Data excerpts
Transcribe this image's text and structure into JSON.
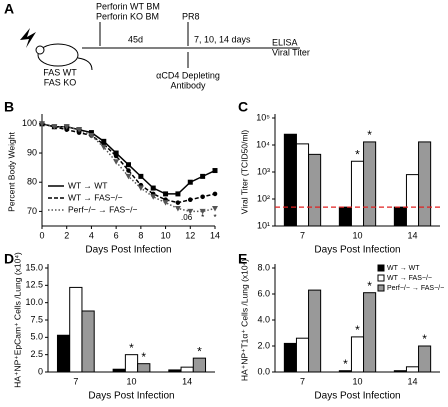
{
  "panel_a": {
    "letter": "A",
    "bm_wt": "Perforin WT BM",
    "bm_ko": "Perforin KO BM",
    "interval": "45d",
    "virus": "PR8",
    "days": "7, 10, 14 days",
    "assay1": "ELISA",
    "assay2": "Viral Titer",
    "mouse1": "FAS WT",
    "mouse2": "FAS KO",
    "antibody1": "αCD4 Depleting",
    "antibody2": "Antibody"
  },
  "chart_data": [
    {
      "type": "line",
      "panel": "B",
      "ylabel": "Percent Body Weight",
      "xlabel": "Days Post Infection",
      "x": [
        0,
        1,
        2,
        3,
        4,
        5,
        6,
        7,
        8,
        9,
        10,
        11,
        12,
        13,
        14
      ],
      "xlim": [
        0,
        14
      ],
      "xticks": [
        0,
        2,
        4,
        6,
        8,
        10,
        12,
        14
      ],
      "ylim": [
        65,
        102
      ],
      "yticks": [
        70,
        80,
        90,
        100
      ],
      "legend": "lower left",
      "series": [
        {
          "name": "WT → WT",
          "color": "#000000",
          "dash": "solid",
          "marker": "square",
          "values": [
            100,
            99,
            99,
            98,
            97,
            94,
            90,
            86,
            82,
            78,
            76,
            76,
            80,
            82,
            84
          ]
        },
        {
          "name": "WT → FAS−/−",
          "color": "#000000",
          "dash": "dashed",
          "marker": "circle",
          "values": [
            100,
            99,
            98,
            97,
            96,
            93,
            89,
            84,
            79,
            76,
            74,
            73,
            74,
            75,
            76
          ]
        },
        {
          "name": "Perf−/− → FAS−/−",
          "color": "#555555",
          "dash": "dotted",
          "marker": "triangle",
          "values": [
            100,
            99,
            99,
            98,
            96,
            92,
            87,
            82,
            78,
            75,
            73,
            71,
            70,
            70,
            71
          ]
        }
      ],
      "annotations": [
        {
          "text": ".06",
          "x": 11.7
        },
        {
          "text": "*",
          "x": 13
        },
        {
          "text": "*",
          "x": 14
        }
      ]
    },
    {
      "type": "bar",
      "panel": "C",
      "ylabel": "Viral Titer (TCID50/ml)",
      "xlabel": "Days Post Infection",
      "log_scale": true,
      "categories": [
        "7",
        "10",
        "14"
      ],
      "ylim": [
        10,
        100000
      ],
      "yticks": [
        {
          "value": 10,
          "label": "10¹"
        },
        {
          "value": 100,
          "label": "10²"
        },
        {
          "value": 1000,
          "label": "10³"
        },
        {
          "value": 10000,
          "label": "10⁴"
        },
        {
          "value": 100000,
          "label": "10⁵"
        }
      ],
      "reference_line": {
        "value": 50,
        "color": "#e02020"
      },
      "series": [
        {
          "name": "WT → WT",
          "color": "#000000",
          "values": [
            25000,
            50,
            50
          ],
          "annotations": [
            null,
            null,
            null
          ]
        },
        {
          "name": "WT → FAS−/−",
          "color": "#ffffff",
          "values": [
            11000,
            2500,
            800
          ],
          "annotations": [
            null,
            "*",
            null
          ]
        },
        {
          "name": "Perf−/− → FAS−/−",
          "color": "#999999",
          "values": [
            4500,
            13000,
            13000
          ],
          "annotations": [
            null,
            "*",
            null
          ]
        }
      ]
    },
    {
      "type": "bar",
      "panel": "D",
      "ylabel": "HA⁺NP⁺EpCam⁺ Cells /Lung (x10⁴)",
      "xlabel": "Days Post Infection",
      "categories": [
        "7",
        "10",
        "14"
      ],
      "ylim": [
        0,
        15
      ],
      "yticks": [
        0,
        {
          "value": 2.5,
          "label": "2.5"
        },
        {
          "value": 5,
          "label": "5.0"
        },
        {
          "value": 7.5,
          "label": "7.5"
        },
        {
          "value": 10,
          "label": "10.0"
        },
        {
          "value": 12.5,
          "label": "12.5"
        },
        {
          "value": 15,
          "label": "15.0"
        }
      ],
      "series": [
        {
          "name": "WT → WT",
          "color": "#000000",
          "values": [
            5.3,
            0.4,
            0.3
          ],
          "annotations": [
            null,
            null,
            null
          ]
        },
        {
          "name": "WT → FAS−/−",
          "color": "#ffffff",
          "values": [
            12.2,
            2.5,
            0.7
          ],
          "annotations": [
            null,
            "*",
            null
          ]
        },
        {
          "name": "Perf−/− → FAS−/−",
          "color": "#999999",
          "values": [
            8.8,
            1.2,
            2.0
          ],
          "annotations": [
            null,
            "*",
            "*"
          ]
        }
      ]
    },
    {
      "type": "bar",
      "panel": "E",
      "ylabel": "HA⁺NP⁺T1α⁺ Cells /Lung (x10⁴)",
      "xlabel": "Days Post Infection",
      "categories": [
        "7",
        "10",
        "14"
      ],
      "ylim": [
        0,
        8
      ],
      "legend": "upper right",
      "yticks": [
        {
          "value": 0,
          "label": "0.0"
        },
        {
          "value": 2,
          "label": "2.0"
        },
        {
          "value": 4,
          "label": "4.0"
        },
        {
          "value": 6,
          "label": "6.0"
        },
        {
          "value": 8,
          "label": "8.0"
        }
      ],
      "series": [
        {
          "name": "WT → WT",
          "color": "#000000",
          "values": [
            2.2,
            0.1,
            0.1
          ],
          "annotations": [
            null,
            "*",
            null
          ]
        },
        {
          "name": "WT → FAS−/−",
          "color": "#ffffff",
          "values": [
            2.6,
            2.7,
            0.4
          ],
          "annotations": [
            null,
            "*",
            null
          ]
        },
        {
          "name": "Perf−/− → FAS−/−",
          "color": "#999999",
          "values": [
            6.3,
            6.1,
            2.0
          ],
          "annotations": [
            null,
            "*",
            "*"
          ]
        }
      ]
    }
  ]
}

*Required work:*
Return every line above in which the string "Cells" occurs.

*Written answer:*
      "ylabel": "HA⁺NP⁺EpCam⁺ Cells /Lung (x10⁴)",
      "ylabel": "HA⁺NP⁺T1α⁺ Cells /Lung (x10⁴)",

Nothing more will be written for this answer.